The problem
Gather all lines in the records below that include the word "Output".

Data shown
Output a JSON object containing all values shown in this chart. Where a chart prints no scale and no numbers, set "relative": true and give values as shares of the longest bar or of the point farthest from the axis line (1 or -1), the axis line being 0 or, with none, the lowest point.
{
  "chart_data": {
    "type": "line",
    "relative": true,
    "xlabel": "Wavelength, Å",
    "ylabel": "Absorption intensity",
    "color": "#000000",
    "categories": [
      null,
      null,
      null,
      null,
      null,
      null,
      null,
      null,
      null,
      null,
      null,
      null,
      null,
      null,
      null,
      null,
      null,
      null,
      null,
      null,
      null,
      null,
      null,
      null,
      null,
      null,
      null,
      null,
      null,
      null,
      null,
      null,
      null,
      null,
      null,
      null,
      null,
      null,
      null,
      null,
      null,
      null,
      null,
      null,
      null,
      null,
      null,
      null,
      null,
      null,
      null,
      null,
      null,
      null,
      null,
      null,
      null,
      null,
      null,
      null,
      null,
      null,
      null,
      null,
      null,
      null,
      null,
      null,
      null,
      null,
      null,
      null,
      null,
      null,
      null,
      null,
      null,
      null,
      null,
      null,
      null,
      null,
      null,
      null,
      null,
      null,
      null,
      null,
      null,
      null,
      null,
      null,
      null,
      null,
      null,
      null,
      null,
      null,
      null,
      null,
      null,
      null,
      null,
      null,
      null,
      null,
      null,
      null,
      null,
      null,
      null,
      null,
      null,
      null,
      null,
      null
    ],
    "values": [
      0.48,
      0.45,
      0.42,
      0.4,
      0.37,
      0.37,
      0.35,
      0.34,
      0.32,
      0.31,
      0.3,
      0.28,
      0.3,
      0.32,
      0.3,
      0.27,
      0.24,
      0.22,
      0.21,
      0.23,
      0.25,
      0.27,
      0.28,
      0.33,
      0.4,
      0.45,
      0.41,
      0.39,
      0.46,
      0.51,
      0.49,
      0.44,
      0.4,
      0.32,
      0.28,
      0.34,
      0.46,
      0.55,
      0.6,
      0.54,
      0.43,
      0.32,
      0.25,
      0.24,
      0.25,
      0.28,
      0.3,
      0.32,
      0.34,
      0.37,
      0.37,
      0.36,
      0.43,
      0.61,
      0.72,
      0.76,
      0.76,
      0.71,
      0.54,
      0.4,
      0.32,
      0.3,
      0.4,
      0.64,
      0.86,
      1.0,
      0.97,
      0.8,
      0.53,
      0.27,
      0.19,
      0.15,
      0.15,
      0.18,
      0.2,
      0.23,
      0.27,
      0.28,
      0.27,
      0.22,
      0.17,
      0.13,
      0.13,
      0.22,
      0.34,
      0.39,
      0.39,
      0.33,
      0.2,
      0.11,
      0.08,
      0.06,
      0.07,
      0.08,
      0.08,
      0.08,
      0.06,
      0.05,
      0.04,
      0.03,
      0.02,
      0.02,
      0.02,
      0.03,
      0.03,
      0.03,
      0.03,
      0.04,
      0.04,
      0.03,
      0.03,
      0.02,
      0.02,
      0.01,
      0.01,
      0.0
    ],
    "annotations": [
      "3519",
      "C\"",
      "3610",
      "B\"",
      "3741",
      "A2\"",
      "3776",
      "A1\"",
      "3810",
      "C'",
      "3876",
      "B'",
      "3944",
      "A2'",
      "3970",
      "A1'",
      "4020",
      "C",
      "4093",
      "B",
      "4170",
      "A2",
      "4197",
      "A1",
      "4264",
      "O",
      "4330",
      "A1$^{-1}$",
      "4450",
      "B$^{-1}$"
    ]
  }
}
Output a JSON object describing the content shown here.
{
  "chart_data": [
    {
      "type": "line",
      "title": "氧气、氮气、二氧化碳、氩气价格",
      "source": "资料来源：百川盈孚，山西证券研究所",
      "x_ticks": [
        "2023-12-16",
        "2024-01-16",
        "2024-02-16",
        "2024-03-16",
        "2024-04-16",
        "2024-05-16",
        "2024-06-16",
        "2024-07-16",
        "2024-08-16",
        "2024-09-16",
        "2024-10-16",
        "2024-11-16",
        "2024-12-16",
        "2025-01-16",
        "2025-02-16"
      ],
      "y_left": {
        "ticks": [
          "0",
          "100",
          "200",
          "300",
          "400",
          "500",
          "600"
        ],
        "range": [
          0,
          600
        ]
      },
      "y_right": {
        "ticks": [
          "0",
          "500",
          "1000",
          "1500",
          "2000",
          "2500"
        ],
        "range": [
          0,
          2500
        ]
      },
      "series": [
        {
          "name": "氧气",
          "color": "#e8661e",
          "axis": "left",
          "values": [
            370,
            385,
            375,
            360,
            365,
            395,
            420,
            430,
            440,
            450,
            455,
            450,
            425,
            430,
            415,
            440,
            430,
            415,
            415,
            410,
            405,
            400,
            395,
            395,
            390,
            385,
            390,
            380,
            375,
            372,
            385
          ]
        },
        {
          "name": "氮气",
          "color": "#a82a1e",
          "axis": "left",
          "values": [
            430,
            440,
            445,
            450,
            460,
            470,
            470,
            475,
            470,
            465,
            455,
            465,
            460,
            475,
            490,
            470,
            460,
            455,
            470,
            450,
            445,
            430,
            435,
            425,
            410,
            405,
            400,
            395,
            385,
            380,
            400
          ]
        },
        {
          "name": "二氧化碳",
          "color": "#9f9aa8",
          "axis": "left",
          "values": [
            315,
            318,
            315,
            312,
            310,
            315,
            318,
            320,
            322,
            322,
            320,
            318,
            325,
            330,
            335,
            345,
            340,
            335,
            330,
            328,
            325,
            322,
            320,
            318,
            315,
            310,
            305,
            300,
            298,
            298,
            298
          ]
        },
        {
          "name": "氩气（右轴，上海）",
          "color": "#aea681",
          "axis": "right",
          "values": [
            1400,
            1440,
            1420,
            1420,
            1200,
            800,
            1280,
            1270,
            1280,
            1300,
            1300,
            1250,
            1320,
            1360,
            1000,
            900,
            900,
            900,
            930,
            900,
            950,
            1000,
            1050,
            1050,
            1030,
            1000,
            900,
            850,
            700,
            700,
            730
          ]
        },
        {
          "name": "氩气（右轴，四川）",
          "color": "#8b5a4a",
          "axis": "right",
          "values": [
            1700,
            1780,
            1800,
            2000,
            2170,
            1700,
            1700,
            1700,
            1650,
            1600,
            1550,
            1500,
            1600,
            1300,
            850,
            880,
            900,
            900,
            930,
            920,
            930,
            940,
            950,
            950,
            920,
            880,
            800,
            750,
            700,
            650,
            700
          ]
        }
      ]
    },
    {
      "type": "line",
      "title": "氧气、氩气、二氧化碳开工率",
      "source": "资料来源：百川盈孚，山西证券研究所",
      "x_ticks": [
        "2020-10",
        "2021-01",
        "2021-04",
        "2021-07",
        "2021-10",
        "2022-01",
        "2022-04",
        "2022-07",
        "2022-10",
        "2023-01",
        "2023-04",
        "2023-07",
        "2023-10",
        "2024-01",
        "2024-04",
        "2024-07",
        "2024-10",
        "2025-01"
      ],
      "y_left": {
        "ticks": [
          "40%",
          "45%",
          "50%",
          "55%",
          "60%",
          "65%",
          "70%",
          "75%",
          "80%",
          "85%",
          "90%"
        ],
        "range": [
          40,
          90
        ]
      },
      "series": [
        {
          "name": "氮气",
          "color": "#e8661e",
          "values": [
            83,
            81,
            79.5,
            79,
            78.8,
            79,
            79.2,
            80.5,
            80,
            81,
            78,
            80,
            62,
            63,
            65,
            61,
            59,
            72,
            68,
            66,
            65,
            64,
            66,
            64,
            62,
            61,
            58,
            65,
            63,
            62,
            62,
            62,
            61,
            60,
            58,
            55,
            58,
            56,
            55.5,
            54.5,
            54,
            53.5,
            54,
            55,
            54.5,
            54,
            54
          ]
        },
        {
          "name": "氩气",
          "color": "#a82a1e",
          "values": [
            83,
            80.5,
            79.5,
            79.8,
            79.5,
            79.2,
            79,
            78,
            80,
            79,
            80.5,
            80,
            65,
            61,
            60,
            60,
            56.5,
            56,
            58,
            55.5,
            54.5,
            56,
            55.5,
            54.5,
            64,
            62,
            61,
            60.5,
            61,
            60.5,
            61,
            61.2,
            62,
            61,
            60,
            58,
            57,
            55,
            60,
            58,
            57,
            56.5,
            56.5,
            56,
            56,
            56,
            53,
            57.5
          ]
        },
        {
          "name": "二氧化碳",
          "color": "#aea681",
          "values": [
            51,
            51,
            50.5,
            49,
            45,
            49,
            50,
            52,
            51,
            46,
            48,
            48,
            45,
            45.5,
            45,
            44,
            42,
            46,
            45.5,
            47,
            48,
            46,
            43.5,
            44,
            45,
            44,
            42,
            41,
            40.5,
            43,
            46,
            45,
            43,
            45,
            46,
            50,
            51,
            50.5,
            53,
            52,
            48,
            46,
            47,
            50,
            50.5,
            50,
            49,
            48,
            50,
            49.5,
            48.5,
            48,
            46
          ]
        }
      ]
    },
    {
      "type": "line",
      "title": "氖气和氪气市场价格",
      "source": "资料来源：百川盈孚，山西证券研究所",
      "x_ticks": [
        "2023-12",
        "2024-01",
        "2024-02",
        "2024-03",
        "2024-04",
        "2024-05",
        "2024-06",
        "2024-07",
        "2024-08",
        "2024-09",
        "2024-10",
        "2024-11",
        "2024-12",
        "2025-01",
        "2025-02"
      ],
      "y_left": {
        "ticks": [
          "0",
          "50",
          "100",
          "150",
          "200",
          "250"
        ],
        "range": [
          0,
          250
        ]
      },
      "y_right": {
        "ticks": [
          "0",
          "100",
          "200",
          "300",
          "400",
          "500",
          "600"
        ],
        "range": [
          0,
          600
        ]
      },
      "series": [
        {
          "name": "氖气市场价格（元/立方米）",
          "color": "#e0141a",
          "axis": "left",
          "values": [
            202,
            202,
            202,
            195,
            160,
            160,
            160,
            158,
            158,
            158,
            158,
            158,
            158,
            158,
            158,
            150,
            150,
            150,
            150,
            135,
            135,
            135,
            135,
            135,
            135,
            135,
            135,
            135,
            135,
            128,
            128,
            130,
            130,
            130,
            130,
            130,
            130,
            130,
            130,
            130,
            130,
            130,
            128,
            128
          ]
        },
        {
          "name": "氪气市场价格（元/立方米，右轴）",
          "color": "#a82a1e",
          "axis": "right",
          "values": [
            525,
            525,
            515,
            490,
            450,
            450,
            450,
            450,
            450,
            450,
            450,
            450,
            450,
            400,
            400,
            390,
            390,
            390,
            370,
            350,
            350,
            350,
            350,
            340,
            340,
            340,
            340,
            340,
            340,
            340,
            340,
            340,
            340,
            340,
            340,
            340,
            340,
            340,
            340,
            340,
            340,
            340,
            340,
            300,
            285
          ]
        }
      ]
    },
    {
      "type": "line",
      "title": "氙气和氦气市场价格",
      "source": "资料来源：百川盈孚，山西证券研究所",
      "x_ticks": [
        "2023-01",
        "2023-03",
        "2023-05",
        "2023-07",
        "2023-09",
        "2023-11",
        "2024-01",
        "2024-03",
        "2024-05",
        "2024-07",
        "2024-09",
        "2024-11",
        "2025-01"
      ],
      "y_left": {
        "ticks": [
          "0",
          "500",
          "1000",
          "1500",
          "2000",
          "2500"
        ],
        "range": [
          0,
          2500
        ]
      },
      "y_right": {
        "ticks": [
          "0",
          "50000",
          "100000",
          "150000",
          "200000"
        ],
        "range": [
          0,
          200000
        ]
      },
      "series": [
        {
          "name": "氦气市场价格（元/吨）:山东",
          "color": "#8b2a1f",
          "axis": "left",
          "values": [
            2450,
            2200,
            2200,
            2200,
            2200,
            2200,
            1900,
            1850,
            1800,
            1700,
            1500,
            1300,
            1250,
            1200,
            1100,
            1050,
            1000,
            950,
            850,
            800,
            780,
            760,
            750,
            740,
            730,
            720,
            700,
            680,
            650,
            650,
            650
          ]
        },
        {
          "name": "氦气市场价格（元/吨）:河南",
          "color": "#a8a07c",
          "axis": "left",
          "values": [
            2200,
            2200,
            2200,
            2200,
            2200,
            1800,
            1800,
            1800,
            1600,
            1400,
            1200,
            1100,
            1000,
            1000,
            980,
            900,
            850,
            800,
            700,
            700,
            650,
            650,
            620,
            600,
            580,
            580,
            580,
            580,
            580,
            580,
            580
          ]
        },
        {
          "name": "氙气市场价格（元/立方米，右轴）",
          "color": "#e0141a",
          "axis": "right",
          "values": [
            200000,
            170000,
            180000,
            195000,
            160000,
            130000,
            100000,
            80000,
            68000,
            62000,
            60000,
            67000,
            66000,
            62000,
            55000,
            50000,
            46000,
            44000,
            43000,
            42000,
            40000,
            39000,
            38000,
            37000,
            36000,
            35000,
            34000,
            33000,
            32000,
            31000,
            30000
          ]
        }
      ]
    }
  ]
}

Written reply
Output a JSON object containing all values shown in this chart. Where a chart prints no scale and no numbers, set "relative": true and give values as shares of the longest bar or of the point farthest from the axis line (1 or -1), the axis line being 0 or, with none, the lowest point.
Output a JSON object describing the content shown here.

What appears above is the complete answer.